Work to do —
From the entries below, gather every line containing the string "Output".

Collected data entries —
▬▬▬▬▬▬

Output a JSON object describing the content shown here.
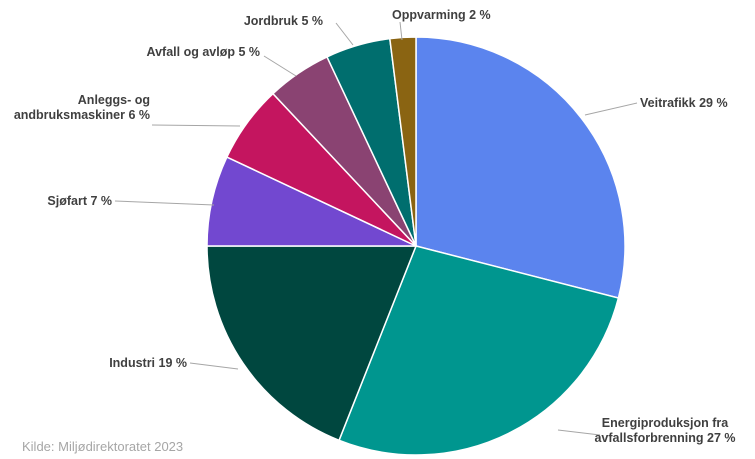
{
  "chart_data": {
    "type": "pie",
    "title": "",
    "categories": [
      "Veitrafikk",
      "Energiproduksjon fra avfallsforbrenning",
      "Industri",
      "Sjøfart",
      "Anleggs- og andbruksmaskiner",
      "Avfall og avløp",
      "Jordbruk",
      "Oppvarming"
    ],
    "values": [
      29,
      27,
      19,
      7,
      6,
      5,
      5,
      2
    ],
    "unit": "%",
    "colors": [
      "#5b84ee",
      "#00968f",
      "#00473f",
      "#7248d0",
      "#c4155f",
      "#8a4372",
      "#006e6e",
      "#8a6412"
    ],
    "labels": [
      [
        "Veitrafikk 29 %"
      ],
      [
        "Energiproduksjon fra",
        "avfallsforbrenning 27 %"
      ],
      [
        "Industri 19 %"
      ],
      [
        "Sjøfart 7 %"
      ],
      [
        "Anleggs- og",
        "andbruksmaskiner 6 %"
      ],
      [
        "Avfall og avløp 5 %"
      ],
      [
        "Jordbruk 5 %"
      ],
      [
        "Oppvarming 2 %"
      ]
    ],
    "legend": "none"
  },
  "source": "Kilde: Miljødirektoratet 2023"
}
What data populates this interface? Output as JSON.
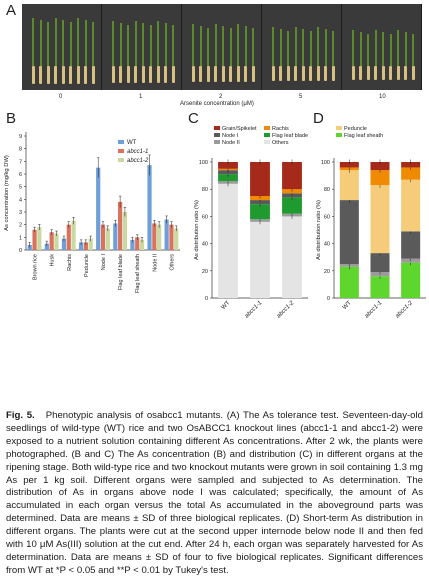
{
  "panels": {
    "a": "A",
    "b": "B",
    "c": "C",
    "d": "D"
  },
  "panelA": {
    "legend_wt": "WT",
    "legend_m2": "abcc1-2",
    "legend_m1": "abcc1-1",
    "concentrations": [
      "0",
      "1",
      "2",
      "5",
      "10"
    ],
    "xlabel": "Arsenite concentration (μM)"
  },
  "panelB": {
    "ylabel": "As concentration (mg/kg DW)",
    "yticks": [
      "0",
      "1",
      "2",
      "3",
      "4",
      "5",
      "6",
      "7",
      "8",
      "9"
    ],
    "legend": [
      "WT",
      "abcc1-1",
      "abcc1-2"
    ],
    "colors": {
      "WT": "#6f9fd8",
      "abcc1-1": "#d9735e",
      "abcc1-2": "#c9d9a0"
    }
  },
  "panelC": {
    "ylabel": "As distribution ratio (%)",
    "yticks": [
      "0",
      "20",
      "40",
      "60",
      "80",
      "100"
    ],
    "categories": [
      "WT",
      "abcc1-1",
      "abcc1-2"
    ],
    "legend": [
      "Grain/Spikelet",
      "Rachis",
      "Node I",
      "Flag leaf blade",
      "Node II",
      "Others"
    ],
    "colors": {
      "Grain/Spikelet": "#a52a1a",
      "Rachis": "#f08a00",
      "Node I": "#5a5a5a",
      "Flag leaf blade": "#1e9a2e",
      "Node II": "#9b9b9b",
      "Others": "#e4e4e4"
    }
  },
  "panelD": {
    "ylabel": "As distribution ratio (%)",
    "yticks": [
      "0",
      "20",
      "40",
      "60",
      "80",
      "100"
    ],
    "categories": [
      "WT",
      "abcc1-1",
      "abcc1-2"
    ],
    "legend": [
      "Peduncle",
      "Flag leaf sheath"
    ],
    "colors": {
      "Peduncle": "#f5cc7a",
      "Flag leaf sheath": "#5ed62e"
    }
  },
  "chart_data": [
    {
      "type": "bar",
      "panel": "B",
      "ylabel": "As concentration (mg/kg DW)",
      "ylim": [
        0,
        9
      ],
      "categories": [
        "Brown rice",
        "Husk",
        "Rachis",
        "Peduncle",
        "Node I",
        "Flag leaf blade",
        "Flag leaf sheath",
        "Node II",
        "Others"
      ],
      "series": [
        {
          "name": "WT",
          "values": [
            0.4,
            0.5,
            0.9,
            0.6,
            6.5,
            2.1,
            0.8,
            6.7,
            2.4
          ]
        },
        {
          "name": "abcc1-1",
          "values": [
            1.6,
            1.4,
            2.0,
            0.6,
            2.0,
            3.8,
            1.0,
            2.1,
            2.0
          ]
        },
        {
          "name": "abcc1-2",
          "values": [
            1.8,
            1.3,
            2.3,
            0.9,
            1.7,
            3.0,
            0.8,
            2.0,
            1.7
          ]
        }
      ]
    },
    {
      "type": "bar",
      "panel": "C",
      "stacked": true,
      "ylabel": "As distribution ratio (%)",
      "ylim": [
        0,
        100
      ],
      "categories": [
        "WT",
        "abcc1-1",
        "abcc1-2"
      ],
      "series": [
        {
          "name": "Others",
          "values": [
            84,
            56,
            60
          ]
        },
        {
          "name": "Node II",
          "values": [
            2,
            2,
            2
          ]
        },
        {
          "name": "Flag leaf blade",
          "values": [
            5,
            11,
            12
          ]
        },
        {
          "name": "Node I",
          "values": [
            3,
            3,
            3
          ]
        },
        {
          "name": "Rachis",
          "values": [
            1,
            3,
            3
          ]
        },
        {
          "name": "Grain/Spikelet",
          "values": [
            5,
            25,
            20
          ]
        }
      ]
    },
    {
      "type": "bar",
      "panel": "D",
      "stacked": true,
      "ylabel": "As distribution ratio (%)",
      "ylim": [
        0,
        100
      ],
      "categories": [
        "WT",
        "abcc1-1",
        "abcc1-2"
      ],
      "series": [
        {
          "name": "Flag leaf sheath",
          "values": [
            23,
            16,
            26
          ]
        },
        {
          "name": "Node II",
          "values": [
            2,
            3,
            3
          ]
        },
        {
          "name": "Node I",
          "values": [
            47,
            14,
            20
          ]
        },
        {
          "name": "Peduncle",
          "values": [
            22,
            50,
            38
          ]
        },
        {
          "name": "Rachis",
          "values": [
            2,
            11,
            9
          ]
        },
        {
          "name": "Grain/Spikelet",
          "values": [
            4,
            6,
            4
          ]
        }
      ]
    }
  ],
  "caption": {
    "fig": "Fig. 5.",
    "title": "Phenotypic analysis of osabcc1 mutants.",
    "body": "(A) The As tolerance test. Seventeen-day-old seedlings of wild-type (WT) rice and two OsABCC1 knockout lines (abcc1-1 and abcc1-2) were exposed to a nutrient solution containing different As concentrations. After 2 wk, the plants were photographed. (B and C) The As concentration (B) and distribution (C) in different organs at the ripening stage. Both wild-type rice and two knockout mutants were grown in soil containing 1.3 mg As per 1 kg soil. Different organs were sampled and subjected to As determination. The distribution of As in organs above node I was calculated; specifically, the amount of As accumulated in each organ versus the total As accumulated in the aboveground parts was determined. Data are means ± SD of three biological replicates. (D) Short-term As distribution in different organs. The plants were cut at the second upper internode below node II and then fed with 10 μM As(III) solution at the cut end. After 24 h, each organ was separately harvested for As determination. Data are means ± SD of four to five biological replicates. Significant differences from WT at *P < 0.05 and **P < 0.01 by Tukey's test."
  }
}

▬▬▬▬▬▬

Exercise solution —
Output a JSON object describing the content shown here.
What data populates this interface? Output as JSON.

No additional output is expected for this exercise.